▸ **Set task**
Quote every line below exactly and skip any picture.

-- START Input records --

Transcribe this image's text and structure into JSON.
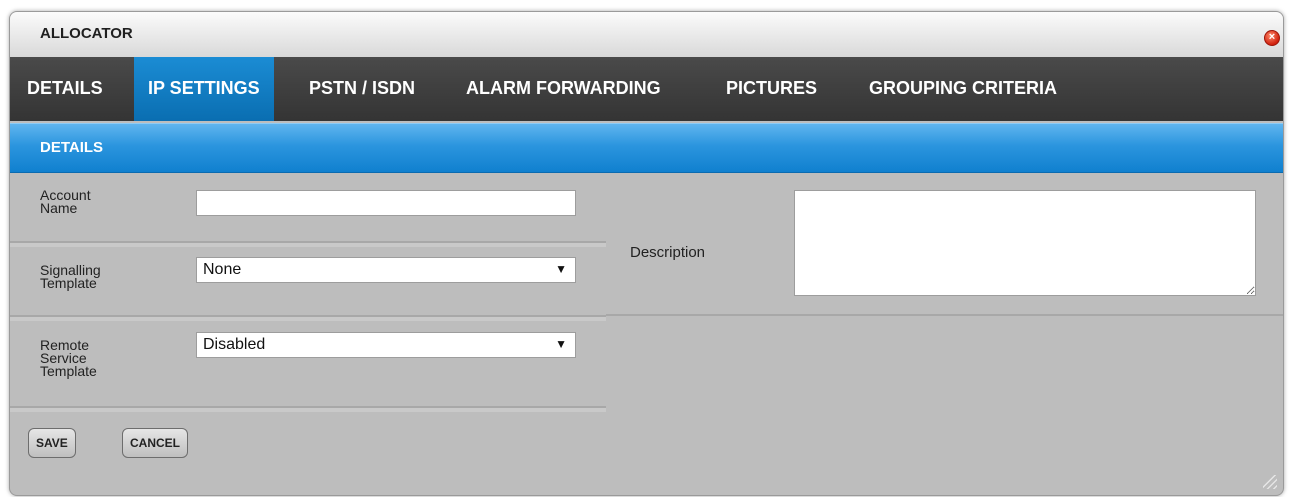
{
  "dialog": {
    "title": "ALLOCATOR",
    "close_icon": "close-icon"
  },
  "tabs": [
    {
      "label": "DETAILS",
      "active": false
    },
    {
      "label": "IP SETTINGS",
      "active": true
    },
    {
      "label": "PSTN / ISDN",
      "active": false
    },
    {
      "label": "ALARM FORWARDING",
      "active": false
    },
    {
      "label": "PICTURES",
      "active": false
    },
    {
      "label": "GROUPING CRITERIA",
      "active": false
    }
  ],
  "section": {
    "title": "DETAILS"
  },
  "form": {
    "account_name_label": "Account\nName",
    "account_name_value": "",
    "signalling_label": "Signalling\nTemplate",
    "signalling_value": "None",
    "remote_service_label": "Remote\nService\nTemplate",
    "remote_service_value": "Disabled",
    "description_label": "Description",
    "description_value": ""
  },
  "buttons": {
    "save": "SAVE",
    "cancel": "CANCEL"
  },
  "colors": {
    "accent": "#1b8cd4",
    "tab_bar": "#3d3d3d",
    "panel": "#bdbdbd"
  }
}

-- END Input records --

▸ **The output**
Transcribe this image's text and structure into JSON.
{
  "dialog": {
    "title": "ALLOCATOR",
    "close_icon": "close-icon"
  },
  "tabs": [
    {
      "label": "DETAILS",
      "active": false
    },
    {
      "label": "IP SETTINGS",
      "active": true
    },
    {
      "label": "PSTN / ISDN",
      "active": false
    },
    {
      "label": "ALARM FORWARDING",
      "active": false
    },
    {
      "label": "PICTURES",
      "active": false
    },
    {
      "label": "GROUPING CRITERIA",
      "active": false
    }
  ],
  "section": {
    "title": "DETAILS"
  },
  "form": {
    "account_name_label": "Account\nName",
    "account_name_value": "",
    "signalling_label": "Signalling\nTemplate",
    "signalling_value": "None",
    "remote_service_label": "Remote\nService\nTemplate",
    "remote_service_value": "Disabled",
    "description_label": "Description",
    "description_value": ""
  },
  "buttons": {
    "save": "SAVE",
    "cancel": "CANCEL"
  },
  "colors": {
    "accent": "#1b8cd4",
    "tab_bar": "#3d3d3d",
    "panel": "#bdbdbd"
  }
}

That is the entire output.